*What you are asked to do*
Extract every line where the string "this" appears.

Dataset rows:
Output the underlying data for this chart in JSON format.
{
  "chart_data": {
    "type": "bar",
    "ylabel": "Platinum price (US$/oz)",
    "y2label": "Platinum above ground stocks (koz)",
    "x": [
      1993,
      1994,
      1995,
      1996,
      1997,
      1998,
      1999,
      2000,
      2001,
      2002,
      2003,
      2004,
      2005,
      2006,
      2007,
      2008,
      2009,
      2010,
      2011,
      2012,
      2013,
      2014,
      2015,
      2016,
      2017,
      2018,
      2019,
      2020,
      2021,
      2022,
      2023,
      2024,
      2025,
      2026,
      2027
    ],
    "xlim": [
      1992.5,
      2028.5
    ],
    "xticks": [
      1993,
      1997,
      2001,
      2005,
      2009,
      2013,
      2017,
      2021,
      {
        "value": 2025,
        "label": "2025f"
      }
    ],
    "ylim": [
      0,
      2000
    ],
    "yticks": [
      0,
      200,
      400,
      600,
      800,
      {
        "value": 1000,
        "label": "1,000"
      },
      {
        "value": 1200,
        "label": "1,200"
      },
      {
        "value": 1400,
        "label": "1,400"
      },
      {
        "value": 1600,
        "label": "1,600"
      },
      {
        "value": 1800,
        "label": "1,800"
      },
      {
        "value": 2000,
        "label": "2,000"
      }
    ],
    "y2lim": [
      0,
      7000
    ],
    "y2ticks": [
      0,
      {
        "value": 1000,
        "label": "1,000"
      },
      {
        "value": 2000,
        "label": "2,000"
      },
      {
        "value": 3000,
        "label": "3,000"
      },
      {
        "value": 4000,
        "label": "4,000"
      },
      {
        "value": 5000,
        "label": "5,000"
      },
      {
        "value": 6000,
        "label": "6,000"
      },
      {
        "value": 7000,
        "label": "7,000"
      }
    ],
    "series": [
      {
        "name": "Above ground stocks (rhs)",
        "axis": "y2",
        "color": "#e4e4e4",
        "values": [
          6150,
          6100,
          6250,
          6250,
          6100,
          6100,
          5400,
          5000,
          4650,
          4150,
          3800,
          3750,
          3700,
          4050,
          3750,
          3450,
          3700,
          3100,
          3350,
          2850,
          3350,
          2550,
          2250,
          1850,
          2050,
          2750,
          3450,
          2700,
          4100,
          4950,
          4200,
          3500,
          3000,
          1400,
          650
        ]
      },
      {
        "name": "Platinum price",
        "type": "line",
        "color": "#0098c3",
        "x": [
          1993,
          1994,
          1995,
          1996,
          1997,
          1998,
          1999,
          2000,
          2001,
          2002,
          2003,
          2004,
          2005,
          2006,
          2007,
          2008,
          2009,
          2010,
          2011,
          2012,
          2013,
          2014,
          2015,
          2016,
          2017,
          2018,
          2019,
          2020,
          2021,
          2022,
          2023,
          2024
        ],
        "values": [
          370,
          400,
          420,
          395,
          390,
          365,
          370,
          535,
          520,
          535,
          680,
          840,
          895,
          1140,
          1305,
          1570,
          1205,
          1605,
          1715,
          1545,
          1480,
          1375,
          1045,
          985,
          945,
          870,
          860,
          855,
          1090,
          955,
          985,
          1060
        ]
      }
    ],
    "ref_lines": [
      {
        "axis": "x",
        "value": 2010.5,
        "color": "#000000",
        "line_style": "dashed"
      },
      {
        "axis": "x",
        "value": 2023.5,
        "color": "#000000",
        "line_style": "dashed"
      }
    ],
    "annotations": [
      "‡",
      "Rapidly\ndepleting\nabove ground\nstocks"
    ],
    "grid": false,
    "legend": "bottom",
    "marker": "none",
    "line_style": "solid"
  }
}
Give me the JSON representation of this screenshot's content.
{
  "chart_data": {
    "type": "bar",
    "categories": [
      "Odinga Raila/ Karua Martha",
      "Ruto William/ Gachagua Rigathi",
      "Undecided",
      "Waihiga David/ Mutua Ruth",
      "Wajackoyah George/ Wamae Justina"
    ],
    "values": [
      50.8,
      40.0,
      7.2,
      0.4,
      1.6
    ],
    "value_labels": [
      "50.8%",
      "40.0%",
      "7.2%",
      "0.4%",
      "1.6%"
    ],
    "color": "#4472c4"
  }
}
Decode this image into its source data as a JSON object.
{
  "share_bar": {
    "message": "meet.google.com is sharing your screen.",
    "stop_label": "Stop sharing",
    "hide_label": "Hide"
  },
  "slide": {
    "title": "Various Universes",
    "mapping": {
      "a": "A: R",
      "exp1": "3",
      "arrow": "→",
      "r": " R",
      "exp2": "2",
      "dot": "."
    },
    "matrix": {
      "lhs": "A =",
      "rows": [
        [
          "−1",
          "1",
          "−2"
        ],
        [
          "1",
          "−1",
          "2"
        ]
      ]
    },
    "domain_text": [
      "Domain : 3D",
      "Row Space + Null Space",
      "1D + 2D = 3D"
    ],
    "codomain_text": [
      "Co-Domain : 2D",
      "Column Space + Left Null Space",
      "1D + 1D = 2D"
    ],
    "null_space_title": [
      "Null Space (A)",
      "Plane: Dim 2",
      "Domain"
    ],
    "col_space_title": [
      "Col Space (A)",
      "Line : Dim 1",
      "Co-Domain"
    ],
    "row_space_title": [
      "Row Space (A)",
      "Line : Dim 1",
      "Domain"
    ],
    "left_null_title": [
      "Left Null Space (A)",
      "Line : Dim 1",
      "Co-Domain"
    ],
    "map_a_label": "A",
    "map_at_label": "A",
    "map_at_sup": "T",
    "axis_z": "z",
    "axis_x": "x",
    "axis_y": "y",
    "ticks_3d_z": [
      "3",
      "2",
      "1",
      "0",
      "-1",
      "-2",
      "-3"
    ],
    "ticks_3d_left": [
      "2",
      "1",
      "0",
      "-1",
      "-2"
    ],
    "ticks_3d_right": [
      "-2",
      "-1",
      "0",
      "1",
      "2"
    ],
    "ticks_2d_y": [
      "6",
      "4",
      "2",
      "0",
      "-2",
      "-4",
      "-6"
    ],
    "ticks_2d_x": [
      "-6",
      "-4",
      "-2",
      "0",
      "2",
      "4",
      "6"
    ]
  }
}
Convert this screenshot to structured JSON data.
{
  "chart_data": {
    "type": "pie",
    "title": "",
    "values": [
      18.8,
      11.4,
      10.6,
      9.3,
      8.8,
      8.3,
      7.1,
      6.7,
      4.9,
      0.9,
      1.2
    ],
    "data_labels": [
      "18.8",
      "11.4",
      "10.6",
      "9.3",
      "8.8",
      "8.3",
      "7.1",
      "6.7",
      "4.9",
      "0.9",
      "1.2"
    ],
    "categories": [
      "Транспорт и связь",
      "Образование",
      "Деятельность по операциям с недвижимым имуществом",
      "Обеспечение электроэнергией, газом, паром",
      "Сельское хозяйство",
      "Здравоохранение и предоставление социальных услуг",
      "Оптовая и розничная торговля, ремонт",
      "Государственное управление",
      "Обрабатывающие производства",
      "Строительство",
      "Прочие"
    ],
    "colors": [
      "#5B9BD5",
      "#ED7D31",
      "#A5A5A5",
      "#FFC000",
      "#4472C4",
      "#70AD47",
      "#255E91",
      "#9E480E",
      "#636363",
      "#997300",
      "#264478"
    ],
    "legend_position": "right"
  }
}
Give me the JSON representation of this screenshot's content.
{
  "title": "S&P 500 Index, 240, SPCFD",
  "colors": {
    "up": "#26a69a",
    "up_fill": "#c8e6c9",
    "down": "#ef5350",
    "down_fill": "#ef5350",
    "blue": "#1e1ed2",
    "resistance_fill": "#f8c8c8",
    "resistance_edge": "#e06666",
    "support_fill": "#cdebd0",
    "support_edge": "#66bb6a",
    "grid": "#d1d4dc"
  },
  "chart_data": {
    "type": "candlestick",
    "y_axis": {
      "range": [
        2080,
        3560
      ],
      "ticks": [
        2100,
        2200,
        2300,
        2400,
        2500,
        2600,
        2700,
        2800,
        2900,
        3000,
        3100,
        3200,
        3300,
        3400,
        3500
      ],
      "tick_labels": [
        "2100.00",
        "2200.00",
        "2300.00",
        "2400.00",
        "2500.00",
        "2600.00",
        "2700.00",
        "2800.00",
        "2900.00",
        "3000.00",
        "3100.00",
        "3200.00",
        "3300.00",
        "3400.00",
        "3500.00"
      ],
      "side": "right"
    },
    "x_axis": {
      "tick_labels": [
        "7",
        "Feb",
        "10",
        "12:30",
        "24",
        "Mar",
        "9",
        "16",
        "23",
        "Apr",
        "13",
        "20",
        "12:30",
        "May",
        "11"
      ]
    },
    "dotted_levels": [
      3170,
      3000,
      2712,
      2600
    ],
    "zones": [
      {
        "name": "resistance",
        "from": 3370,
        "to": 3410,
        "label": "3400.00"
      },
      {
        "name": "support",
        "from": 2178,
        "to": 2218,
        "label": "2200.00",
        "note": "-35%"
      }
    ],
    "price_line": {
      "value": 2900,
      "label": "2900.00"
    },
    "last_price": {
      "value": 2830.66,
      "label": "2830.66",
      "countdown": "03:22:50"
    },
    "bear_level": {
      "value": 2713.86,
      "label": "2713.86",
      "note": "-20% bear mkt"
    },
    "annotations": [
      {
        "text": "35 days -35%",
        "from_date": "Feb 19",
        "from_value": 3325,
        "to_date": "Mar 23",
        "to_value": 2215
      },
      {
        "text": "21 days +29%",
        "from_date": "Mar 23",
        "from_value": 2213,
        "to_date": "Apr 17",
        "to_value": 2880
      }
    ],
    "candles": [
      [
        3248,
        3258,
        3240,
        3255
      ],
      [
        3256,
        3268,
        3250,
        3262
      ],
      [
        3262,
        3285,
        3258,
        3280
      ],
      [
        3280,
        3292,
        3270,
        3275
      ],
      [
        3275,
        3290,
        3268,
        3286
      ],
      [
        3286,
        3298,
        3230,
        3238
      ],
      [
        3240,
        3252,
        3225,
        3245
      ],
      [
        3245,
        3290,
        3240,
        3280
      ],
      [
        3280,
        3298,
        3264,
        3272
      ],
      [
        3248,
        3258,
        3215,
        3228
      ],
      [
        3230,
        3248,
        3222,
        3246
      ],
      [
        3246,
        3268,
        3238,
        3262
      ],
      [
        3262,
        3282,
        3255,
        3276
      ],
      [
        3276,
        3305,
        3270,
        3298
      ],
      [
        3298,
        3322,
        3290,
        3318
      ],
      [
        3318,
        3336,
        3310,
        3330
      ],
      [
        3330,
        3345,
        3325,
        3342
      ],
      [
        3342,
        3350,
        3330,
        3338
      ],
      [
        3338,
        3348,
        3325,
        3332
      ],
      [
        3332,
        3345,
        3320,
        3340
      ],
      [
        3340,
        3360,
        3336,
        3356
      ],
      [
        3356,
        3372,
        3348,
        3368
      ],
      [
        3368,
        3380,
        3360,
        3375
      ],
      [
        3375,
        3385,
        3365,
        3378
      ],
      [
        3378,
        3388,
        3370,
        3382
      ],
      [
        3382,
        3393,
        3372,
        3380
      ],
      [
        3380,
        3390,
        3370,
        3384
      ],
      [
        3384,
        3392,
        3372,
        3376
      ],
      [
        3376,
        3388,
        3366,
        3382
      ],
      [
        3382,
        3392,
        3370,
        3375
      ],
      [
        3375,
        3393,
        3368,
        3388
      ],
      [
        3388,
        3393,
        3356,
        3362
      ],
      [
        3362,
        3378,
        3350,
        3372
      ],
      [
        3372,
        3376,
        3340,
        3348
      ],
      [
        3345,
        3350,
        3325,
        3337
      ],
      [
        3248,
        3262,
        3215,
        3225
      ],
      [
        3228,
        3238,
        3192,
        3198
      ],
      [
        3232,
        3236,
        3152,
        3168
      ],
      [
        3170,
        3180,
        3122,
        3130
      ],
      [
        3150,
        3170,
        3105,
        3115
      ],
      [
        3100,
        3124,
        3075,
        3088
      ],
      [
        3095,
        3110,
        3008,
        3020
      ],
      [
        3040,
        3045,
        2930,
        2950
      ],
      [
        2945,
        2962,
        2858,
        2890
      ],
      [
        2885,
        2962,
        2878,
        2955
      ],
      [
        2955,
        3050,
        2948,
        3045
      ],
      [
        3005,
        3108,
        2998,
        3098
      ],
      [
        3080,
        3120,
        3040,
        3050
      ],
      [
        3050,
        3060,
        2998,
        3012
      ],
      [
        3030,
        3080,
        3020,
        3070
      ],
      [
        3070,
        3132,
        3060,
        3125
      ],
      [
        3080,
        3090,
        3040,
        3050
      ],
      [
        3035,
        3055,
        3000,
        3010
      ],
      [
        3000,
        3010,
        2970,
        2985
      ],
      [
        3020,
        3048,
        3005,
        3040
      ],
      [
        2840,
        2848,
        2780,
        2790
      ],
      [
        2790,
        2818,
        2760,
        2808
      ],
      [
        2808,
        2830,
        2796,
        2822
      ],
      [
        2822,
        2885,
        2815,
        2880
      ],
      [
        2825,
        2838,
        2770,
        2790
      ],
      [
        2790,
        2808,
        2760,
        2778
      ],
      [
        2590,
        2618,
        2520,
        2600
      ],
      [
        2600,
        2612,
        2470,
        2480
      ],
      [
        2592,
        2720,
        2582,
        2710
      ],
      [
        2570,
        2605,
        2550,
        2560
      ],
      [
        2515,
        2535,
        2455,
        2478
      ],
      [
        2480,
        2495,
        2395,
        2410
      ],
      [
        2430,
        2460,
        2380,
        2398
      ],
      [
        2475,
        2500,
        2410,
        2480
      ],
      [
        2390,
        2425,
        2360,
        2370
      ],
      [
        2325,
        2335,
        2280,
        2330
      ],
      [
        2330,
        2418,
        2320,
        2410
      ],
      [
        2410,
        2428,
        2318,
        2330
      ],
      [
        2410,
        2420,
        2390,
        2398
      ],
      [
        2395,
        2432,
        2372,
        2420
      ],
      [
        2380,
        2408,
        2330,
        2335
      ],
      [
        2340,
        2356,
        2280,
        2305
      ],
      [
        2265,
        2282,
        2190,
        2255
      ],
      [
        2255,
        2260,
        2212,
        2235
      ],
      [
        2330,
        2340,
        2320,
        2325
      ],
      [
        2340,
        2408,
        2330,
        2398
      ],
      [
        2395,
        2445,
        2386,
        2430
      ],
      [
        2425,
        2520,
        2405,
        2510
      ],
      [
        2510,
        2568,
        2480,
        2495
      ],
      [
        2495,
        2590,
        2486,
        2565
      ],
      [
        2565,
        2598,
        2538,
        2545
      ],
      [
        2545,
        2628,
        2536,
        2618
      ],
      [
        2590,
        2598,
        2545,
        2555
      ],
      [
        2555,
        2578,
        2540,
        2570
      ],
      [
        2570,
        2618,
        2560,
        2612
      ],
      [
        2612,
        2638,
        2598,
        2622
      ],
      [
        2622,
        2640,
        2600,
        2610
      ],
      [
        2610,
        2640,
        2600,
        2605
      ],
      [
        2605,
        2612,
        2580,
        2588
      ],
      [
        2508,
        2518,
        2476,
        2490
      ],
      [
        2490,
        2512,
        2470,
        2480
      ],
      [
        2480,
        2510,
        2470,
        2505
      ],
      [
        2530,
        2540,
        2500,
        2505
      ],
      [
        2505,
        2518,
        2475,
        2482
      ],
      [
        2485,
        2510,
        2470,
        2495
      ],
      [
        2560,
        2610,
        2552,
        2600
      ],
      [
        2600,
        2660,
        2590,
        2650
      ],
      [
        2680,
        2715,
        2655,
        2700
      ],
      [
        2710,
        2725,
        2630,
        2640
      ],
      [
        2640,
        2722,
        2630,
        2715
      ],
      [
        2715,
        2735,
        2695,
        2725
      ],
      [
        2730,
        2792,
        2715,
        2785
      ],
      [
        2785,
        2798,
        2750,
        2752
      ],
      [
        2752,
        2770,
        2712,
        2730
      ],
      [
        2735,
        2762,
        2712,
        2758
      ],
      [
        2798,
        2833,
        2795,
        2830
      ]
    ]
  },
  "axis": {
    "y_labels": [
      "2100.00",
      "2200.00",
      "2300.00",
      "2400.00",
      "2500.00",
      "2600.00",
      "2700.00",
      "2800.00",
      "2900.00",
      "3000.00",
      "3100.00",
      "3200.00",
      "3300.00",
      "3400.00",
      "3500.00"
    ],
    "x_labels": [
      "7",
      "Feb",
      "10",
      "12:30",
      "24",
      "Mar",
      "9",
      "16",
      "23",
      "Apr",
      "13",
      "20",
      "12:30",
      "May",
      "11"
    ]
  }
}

*Answer below*
Output the underlying data for this chart in JSON format.
Give me the JSON representation of this screenshot's content.
Decode this image into its source data as a JSON object.
Convert this screenshot to structured JSON data.
Give me the JSON representation of this screenshot's content.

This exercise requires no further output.